═══ Source records ═══

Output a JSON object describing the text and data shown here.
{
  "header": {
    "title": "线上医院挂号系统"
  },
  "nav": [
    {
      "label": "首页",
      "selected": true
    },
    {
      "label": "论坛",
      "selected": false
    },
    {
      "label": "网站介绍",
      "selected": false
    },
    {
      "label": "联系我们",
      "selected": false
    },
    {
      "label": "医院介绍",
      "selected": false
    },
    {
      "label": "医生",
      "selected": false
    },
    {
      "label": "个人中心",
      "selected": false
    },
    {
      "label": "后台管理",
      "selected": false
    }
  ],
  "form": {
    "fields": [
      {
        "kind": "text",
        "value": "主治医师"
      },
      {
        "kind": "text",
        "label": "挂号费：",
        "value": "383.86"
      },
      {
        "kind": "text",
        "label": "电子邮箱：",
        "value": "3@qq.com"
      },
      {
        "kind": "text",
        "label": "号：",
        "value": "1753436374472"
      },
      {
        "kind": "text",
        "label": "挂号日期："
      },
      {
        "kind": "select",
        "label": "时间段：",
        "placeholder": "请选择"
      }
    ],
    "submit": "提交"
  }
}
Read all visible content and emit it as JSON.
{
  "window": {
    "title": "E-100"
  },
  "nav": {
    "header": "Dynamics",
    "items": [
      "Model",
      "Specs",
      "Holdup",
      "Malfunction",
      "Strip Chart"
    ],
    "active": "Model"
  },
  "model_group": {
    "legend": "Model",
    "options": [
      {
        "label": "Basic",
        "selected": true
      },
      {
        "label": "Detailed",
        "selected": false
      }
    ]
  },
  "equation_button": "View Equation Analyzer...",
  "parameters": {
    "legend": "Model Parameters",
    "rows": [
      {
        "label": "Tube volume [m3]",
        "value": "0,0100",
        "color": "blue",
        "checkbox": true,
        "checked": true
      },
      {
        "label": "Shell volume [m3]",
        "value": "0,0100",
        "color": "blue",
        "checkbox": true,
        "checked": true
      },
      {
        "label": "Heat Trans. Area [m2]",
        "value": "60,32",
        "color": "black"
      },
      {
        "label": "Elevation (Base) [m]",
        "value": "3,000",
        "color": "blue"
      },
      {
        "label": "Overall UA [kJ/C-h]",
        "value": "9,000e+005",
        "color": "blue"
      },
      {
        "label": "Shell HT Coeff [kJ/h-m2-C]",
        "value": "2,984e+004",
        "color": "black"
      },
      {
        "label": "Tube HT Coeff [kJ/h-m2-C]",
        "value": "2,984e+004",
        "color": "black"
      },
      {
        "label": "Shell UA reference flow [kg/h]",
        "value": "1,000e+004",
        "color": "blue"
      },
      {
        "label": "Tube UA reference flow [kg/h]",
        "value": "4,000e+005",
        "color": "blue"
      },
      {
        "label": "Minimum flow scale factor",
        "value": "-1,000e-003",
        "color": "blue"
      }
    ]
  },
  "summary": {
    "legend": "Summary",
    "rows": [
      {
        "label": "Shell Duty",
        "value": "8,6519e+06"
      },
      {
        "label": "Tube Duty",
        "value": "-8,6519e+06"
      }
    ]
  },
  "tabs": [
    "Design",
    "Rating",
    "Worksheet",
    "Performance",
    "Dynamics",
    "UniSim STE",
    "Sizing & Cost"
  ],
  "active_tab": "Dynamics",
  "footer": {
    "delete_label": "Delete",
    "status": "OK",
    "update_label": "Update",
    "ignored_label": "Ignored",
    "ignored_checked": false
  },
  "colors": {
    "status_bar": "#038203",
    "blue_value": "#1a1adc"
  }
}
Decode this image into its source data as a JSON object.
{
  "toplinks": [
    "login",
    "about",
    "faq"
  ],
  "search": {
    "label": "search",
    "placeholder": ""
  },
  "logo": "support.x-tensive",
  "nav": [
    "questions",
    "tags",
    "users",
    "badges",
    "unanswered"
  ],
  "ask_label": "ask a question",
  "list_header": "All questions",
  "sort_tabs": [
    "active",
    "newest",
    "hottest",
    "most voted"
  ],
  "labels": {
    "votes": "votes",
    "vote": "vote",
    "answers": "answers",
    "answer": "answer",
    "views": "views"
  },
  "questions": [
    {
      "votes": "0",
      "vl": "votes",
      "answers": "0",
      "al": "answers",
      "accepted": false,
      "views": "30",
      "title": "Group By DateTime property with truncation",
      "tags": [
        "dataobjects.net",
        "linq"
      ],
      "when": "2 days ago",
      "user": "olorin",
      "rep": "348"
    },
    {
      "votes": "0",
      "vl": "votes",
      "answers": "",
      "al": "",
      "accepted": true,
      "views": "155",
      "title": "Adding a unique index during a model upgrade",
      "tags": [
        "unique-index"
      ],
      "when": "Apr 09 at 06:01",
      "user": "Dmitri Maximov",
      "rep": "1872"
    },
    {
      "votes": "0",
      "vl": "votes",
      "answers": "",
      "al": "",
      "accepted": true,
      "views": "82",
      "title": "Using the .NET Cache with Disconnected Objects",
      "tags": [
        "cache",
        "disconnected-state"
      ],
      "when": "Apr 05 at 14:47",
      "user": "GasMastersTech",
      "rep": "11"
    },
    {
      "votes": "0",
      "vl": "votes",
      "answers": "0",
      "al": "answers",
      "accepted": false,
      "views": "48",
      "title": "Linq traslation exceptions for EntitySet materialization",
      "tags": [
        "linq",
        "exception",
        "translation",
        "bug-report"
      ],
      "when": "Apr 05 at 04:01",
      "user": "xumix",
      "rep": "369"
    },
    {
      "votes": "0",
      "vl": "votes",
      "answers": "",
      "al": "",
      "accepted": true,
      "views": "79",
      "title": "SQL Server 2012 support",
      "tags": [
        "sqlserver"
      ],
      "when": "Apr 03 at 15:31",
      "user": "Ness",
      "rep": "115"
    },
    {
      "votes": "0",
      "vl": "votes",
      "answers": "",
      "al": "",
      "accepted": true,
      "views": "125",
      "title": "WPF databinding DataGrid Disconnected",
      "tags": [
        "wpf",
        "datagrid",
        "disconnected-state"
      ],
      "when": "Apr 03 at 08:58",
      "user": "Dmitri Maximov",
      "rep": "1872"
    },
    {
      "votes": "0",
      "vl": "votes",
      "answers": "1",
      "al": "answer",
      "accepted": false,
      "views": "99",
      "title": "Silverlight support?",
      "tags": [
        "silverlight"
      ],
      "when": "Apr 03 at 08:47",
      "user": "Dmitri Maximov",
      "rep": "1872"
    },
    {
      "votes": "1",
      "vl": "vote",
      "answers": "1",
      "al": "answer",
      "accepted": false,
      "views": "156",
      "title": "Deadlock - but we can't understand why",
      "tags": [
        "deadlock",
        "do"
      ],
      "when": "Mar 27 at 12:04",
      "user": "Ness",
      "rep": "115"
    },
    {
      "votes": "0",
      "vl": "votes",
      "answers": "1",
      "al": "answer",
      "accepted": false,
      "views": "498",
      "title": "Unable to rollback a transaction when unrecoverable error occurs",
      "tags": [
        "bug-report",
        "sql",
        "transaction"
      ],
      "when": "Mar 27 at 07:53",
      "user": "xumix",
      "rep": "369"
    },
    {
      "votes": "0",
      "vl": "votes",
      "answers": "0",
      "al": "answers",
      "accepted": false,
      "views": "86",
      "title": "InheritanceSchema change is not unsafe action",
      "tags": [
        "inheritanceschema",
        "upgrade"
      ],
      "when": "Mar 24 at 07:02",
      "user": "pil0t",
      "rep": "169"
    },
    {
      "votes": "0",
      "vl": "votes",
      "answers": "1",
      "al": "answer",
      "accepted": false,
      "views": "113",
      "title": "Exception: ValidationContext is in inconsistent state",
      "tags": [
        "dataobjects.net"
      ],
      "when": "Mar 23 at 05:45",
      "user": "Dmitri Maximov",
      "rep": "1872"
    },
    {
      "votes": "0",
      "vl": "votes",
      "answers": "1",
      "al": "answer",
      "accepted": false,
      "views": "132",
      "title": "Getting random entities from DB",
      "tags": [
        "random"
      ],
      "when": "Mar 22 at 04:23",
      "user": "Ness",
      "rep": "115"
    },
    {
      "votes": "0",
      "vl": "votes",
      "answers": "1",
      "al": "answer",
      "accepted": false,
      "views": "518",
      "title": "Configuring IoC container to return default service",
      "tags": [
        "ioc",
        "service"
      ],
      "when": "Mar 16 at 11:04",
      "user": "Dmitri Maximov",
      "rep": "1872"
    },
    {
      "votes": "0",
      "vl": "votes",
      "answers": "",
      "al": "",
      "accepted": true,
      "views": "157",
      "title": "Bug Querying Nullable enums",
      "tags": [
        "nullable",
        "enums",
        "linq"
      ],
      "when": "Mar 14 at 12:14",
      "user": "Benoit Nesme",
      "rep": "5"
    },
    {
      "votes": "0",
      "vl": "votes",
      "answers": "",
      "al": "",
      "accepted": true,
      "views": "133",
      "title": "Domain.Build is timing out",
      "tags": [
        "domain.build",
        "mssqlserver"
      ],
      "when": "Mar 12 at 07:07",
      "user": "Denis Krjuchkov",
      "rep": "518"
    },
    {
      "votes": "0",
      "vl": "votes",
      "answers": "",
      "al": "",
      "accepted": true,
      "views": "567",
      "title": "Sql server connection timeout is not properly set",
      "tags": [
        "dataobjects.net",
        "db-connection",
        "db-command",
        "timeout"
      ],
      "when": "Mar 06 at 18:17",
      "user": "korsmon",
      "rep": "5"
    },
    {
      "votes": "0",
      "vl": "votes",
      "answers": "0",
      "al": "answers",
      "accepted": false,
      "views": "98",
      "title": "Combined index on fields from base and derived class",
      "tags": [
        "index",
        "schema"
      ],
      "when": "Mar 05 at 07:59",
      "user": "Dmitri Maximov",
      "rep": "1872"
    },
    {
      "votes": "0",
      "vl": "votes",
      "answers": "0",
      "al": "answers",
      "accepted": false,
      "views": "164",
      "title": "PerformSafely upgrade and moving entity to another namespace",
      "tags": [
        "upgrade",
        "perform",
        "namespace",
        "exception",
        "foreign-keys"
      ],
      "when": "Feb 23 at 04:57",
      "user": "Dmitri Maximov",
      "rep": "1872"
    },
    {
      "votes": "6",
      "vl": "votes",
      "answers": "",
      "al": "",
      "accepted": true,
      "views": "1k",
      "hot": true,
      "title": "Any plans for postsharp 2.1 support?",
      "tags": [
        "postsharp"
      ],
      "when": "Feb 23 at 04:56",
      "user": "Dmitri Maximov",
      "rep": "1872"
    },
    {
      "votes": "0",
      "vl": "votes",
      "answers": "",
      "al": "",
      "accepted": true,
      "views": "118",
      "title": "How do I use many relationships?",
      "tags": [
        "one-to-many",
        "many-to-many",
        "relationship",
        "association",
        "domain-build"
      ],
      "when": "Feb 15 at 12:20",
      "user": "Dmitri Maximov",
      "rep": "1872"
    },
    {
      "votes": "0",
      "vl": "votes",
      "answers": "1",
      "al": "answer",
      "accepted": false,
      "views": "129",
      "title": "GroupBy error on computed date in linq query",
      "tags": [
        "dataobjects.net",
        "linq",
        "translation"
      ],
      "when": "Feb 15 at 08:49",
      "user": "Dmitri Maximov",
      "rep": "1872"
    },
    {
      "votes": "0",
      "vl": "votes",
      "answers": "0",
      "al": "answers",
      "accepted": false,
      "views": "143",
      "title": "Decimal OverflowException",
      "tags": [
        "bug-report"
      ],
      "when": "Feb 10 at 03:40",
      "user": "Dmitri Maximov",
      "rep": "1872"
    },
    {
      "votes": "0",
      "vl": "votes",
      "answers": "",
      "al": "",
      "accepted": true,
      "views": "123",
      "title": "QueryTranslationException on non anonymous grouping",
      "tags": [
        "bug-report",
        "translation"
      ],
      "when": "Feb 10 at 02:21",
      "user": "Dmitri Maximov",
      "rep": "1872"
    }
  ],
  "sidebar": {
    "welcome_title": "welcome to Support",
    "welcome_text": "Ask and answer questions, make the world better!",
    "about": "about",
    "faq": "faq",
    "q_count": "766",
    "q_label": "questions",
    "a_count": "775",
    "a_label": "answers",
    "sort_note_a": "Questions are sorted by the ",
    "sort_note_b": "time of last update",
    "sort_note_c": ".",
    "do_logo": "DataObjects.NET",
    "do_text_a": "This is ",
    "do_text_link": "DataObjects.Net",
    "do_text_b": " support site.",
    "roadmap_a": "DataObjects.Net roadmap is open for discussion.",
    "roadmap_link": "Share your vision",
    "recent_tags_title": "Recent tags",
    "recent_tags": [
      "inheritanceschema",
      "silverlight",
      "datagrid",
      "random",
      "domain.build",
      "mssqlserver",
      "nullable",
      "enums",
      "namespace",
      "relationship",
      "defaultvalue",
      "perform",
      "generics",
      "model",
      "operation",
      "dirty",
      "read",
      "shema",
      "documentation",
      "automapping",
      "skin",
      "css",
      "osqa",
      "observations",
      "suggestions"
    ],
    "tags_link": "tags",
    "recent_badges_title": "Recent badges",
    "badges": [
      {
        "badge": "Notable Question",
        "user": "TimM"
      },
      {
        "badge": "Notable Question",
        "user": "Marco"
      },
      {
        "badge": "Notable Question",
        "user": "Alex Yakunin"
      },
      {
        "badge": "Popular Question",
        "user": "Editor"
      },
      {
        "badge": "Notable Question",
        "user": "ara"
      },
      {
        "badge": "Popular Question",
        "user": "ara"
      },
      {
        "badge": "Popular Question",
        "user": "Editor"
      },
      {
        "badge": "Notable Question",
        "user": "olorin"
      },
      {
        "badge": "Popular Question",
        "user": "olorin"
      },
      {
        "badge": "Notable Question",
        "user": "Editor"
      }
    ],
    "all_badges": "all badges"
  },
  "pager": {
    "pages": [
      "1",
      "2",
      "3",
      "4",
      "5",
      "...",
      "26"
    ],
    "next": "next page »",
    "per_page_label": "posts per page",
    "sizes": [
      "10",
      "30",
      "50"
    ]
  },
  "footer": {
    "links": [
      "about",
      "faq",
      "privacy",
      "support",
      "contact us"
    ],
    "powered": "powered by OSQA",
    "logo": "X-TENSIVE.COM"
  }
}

═══

Objective: Reply with one number: the count of lines in the entries that include the word "index".

Correct response: 4